* [Stated exercise]:
Please update the records below by replacing every "data-point" with "data-marker" and keeping everything else unchanged. Leave the pictures out of your answer.

* START Input material *

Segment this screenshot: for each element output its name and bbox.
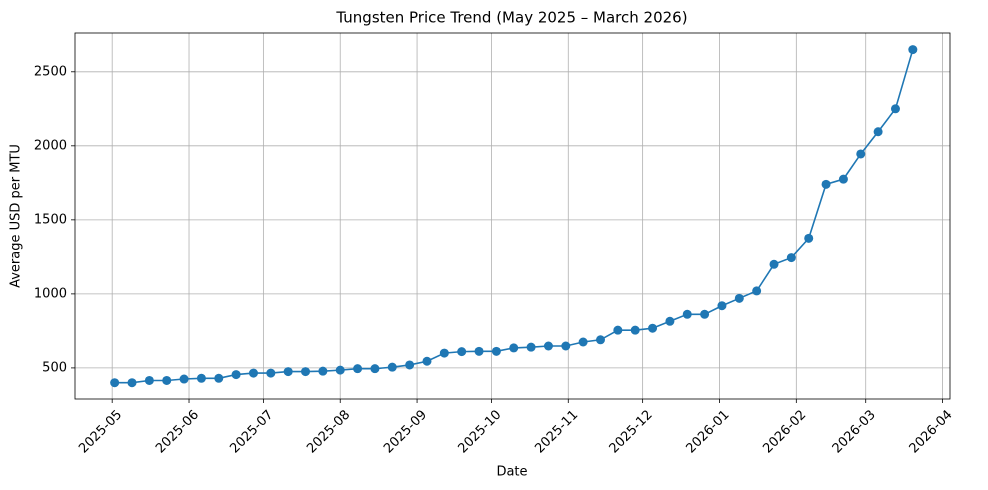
- data-point: [769, 259, 779, 269]
- data-point: [752, 286, 762, 296]
- data-point: [353, 364, 363, 374]
- y-tick-label: 2500: [34, 64, 67, 79]
- price-line: [114, 49, 914, 384]
- plot-frame: [74, 32, 951, 400]
- y-axis-label: Average USD per MTU: [9, 144, 24, 288]
- data-point: [474, 346, 484, 356]
- data-point: [457, 347, 467, 357]
- x-tick-label: 2026-01: [684, 407, 733, 456]
- data-point: [196, 373, 206, 383]
- data-point: [144, 375, 154, 385]
- data-point: [335, 365, 345, 375]
- data-point: [422, 356, 432, 366]
- x-tick-label: 2025-09: [381, 407, 430, 456]
- data-point: [856, 149, 866, 159]
- data-point: [613, 325, 623, 335]
- data-point: [439, 348, 449, 358]
- chart-title: Tungsten Price Trend (May 2025 – March 2…: [335, 9, 687, 27]
- y-tick-label: 1500: [34, 212, 67, 227]
- data-point: [231, 370, 241, 380]
- x-tick-label: 2025-05: [76, 407, 125, 456]
- data-point: [491, 346, 501, 356]
- x-tick-label: 2026-04: [907, 407, 956, 456]
- data-point: [318, 366, 328, 376]
- data-point: [630, 325, 640, 335]
- data-point: [405, 360, 415, 370]
- data-point: [734, 293, 744, 303]
- data-point: [786, 253, 796, 263]
- data-point: [266, 368, 276, 378]
- data-point: [890, 104, 900, 114]
- x-axis-label: Date: [496, 465, 527, 480]
- x-tick-label: 2026-02: [760, 407, 809, 456]
- data-point: [700, 309, 710, 319]
- data-point: [908, 45, 918, 55]
- y-tick-label: 500: [42, 360, 67, 375]
- x-tick-label: 2026-03: [830, 407, 879, 456]
- x-tick-label: 2025-10: [455, 407, 504, 456]
- data-point: [301, 367, 311, 377]
- data-point: [821, 179, 831, 189]
- data-point: [110, 378, 120, 388]
- data-point: [873, 127, 883, 137]
- y-tick-label: 2000: [34, 138, 67, 153]
- x-tick-label: 2025-12: [607, 407, 656, 456]
- x-tick-label: 2025-07: [227, 407, 276, 456]
- data-point: [665, 316, 675, 326]
- data-point: [804, 233, 814, 243]
- data-point: [214, 373, 224, 383]
- x-tick-label: 2025-06: [153, 407, 202, 456]
- data-point: [387, 362, 397, 372]
- data-point: [595, 335, 605, 345]
- data-point: [543, 341, 553, 351]
- data-point: [648, 323, 658, 333]
- data-point: [370, 364, 380, 374]
- x-tick-label: 2025-08: [304, 407, 353, 456]
- data-point: [283, 367, 293, 377]
- data-point: [578, 337, 588, 347]
- data-point: [717, 301, 727, 311]
- data-point: [162, 375, 172, 385]
- data-point: [179, 374, 189, 384]
- data-point: [127, 378, 137, 388]
- data-point: [248, 368, 258, 378]
- y-tick-label: 1000: [34, 286, 67, 301]
- data-point: [526, 342, 536, 352]
- x-tick-label: 2025-11: [532, 407, 581, 456]
- data-point: [509, 343, 519, 353]
- data-point: [682, 309, 692, 319]
- data-point: [838, 174, 848, 184]
- data-point: [561, 341, 571, 351]
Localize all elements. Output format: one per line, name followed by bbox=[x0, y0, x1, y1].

* END Input material *

* [Result for this exercise]:
Segment this screenshot: for each element output its name and bbox.
- data-marker: [769, 259, 779, 269]
- data-marker: [752, 286, 762, 296]
- data-marker: [353, 364, 363, 374]
- y-tick-label: 2500: [34, 64, 67, 79]
- price-line: [114, 49, 914, 384]
- plot-frame: [74, 32, 951, 400]
- y-axis-label: Average USD per MTU: [9, 144, 24, 288]
- data-marker: [474, 346, 484, 356]
- data-marker: [457, 347, 467, 357]
- x-tick-label: 2026-01: [684, 407, 733, 456]
- data-marker: [196, 373, 206, 383]
- data-marker: [144, 375, 154, 385]
- data-marker: [335, 365, 345, 375]
- data-marker: [422, 356, 432, 366]
- x-tick-label: 2025-09: [381, 407, 430, 456]
- data-marker: [856, 149, 866, 159]
- data-marker: [613, 325, 623, 335]
- data-marker: [439, 348, 449, 358]
- chart-title: Tungsten Price Trend (May 2025 – March 2…: [335, 9, 687, 27]
- y-tick-label: 1500: [34, 212, 67, 227]
- data-marker: [231, 370, 241, 380]
- x-tick-label: 2025-05: [76, 407, 125, 456]
- data-marker: [491, 346, 501, 356]
- x-tick-label: 2026-04: [907, 407, 956, 456]
- data-marker: [318, 366, 328, 376]
- data-marker: [630, 325, 640, 335]
- data-marker: [405, 360, 415, 370]
- data-marker: [734, 293, 744, 303]
- data-marker: [786, 253, 796, 263]
- data-marker: [266, 368, 276, 378]
- data-marker: [890, 104, 900, 114]
- x-axis-label: Date: [496, 465, 527, 480]
- x-tick-label: 2026-02: [760, 407, 809, 456]
- data-marker: [700, 309, 710, 319]
- data-marker: [908, 45, 918, 55]
- y-tick-label: 500: [42, 360, 67, 375]
- x-tick-label: 2026-03: [830, 407, 879, 456]
- x-tick-label: 2025-10: [455, 407, 504, 456]
- data-marker: [301, 367, 311, 377]
- data-marker: [821, 179, 831, 189]
- data-marker: [110, 378, 120, 388]
- data-marker: [873, 127, 883, 137]
- y-tick-label: 2000: [34, 138, 67, 153]
- x-tick-label: 2025-12: [607, 407, 656, 456]
- x-tick-label: 2025-07: [227, 407, 276, 456]
- data-marker: [665, 316, 675, 326]
- data-marker: [804, 233, 814, 243]
- data-marker: [214, 373, 224, 383]
- x-tick-label: 2025-06: [153, 407, 202, 456]
- data-marker: [387, 362, 397, 372]
- data-marker: [595, 335, 605, 345]
- data-marker: [543, 341, 553, 351]
- data-marker: [648, 323, 658, 333]
- data-marker: [370, 364, 380, 374]
- x-tick-label: 2025-08: [304, 407, 353, 456]
- data-marker: [283, 367, 293, 377]
- data-marker: [578, 337, 588, 347]
- data-marker: [717, 301, 727, 311]
- data-marker: [162, 375, 172, 385]
- data-marker: [179, 374, 189, 384]
- data-marker: [127, 378, 137, 388]
- data-marker: [248, 368, 258, 378]
- y-tick-label: 1000: [34, 286, 67, 301]
- data-marker: [526, 342, 536, 352]
- x-tick-label: 2025-11: [532, 407, 581, 456]
- data-marker: [509, 343, 519, 353]
- data-marker: [682, 309, 692, 319]
- data-marker: [838, 174, 848, 184]
- data-marker: [561, 341, 571, 351]
Localize all elements. Output format: one per line, name followed by bbox=[x0, y0, x1, y1].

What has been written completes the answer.